_EXERCISE TASK:_
Write out all the data again, exactly as it stands.

[Dataset items]
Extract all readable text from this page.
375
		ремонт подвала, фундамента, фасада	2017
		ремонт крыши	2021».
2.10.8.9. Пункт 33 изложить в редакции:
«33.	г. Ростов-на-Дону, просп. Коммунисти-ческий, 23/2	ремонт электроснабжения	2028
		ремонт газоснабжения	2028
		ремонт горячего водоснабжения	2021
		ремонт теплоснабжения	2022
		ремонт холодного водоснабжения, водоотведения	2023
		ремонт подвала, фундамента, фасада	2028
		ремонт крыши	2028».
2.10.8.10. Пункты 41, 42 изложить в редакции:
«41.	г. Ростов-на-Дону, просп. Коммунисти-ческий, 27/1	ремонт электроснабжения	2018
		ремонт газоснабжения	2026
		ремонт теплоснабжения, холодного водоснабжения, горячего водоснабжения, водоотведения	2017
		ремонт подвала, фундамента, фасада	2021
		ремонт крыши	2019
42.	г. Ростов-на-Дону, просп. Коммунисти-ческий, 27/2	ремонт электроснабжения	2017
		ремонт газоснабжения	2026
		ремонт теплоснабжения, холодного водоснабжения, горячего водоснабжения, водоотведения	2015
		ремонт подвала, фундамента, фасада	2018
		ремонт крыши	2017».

_RESPONSE TO THE EXERCISE:_
Extract all readable text from this page.
375
		ремонт подвала, фундамента, фасада	2017
		ремонт крыши	2021».
2.10.8.9. Пункт 33 изложить в редакции:
«33.	г. Ростов-на-Дону, просп. Коммунисти-ческий, 23/2	ремонт электроснабжения	2028
		ремонт газоснабжения	2028
		ремонт горячего водоснабжения	2021
		ремонт теплоснабжения	2022
		ремонт холодного водоснабжения, водоотведения	2023
		ремонт подвала, фундамента, фасада	2028
		ремонт крыши	2028».
2.10.8.10. Пункты 41, 42 изложить в редакции:
«41.	г. Ростов-на-Дону, просп. Коммунисти-ческий, 27/1	ремонт электроснабжения	2018
		ремонт газоснабжения	2026
		ремонт теплоснабжения, холодного водоснабжения, горячего водоснабжения, водоотведения	2017
		ремонт подвала, фундамента, фасада	2021
		ремонт крыши	2019
42.	г. Ростов-на-Дону, просп. Коммунисти-ческий, 27/2	ремонт электроснабжения	2017
		ремонт газоснабжения	2026
		ремонт теплоснабжения, холодного водоснабжения, горячего водоснабжения, водоотведения	2015
		ремонт подвала, фундамента, фасада	2018
		ремонт крыши	2017».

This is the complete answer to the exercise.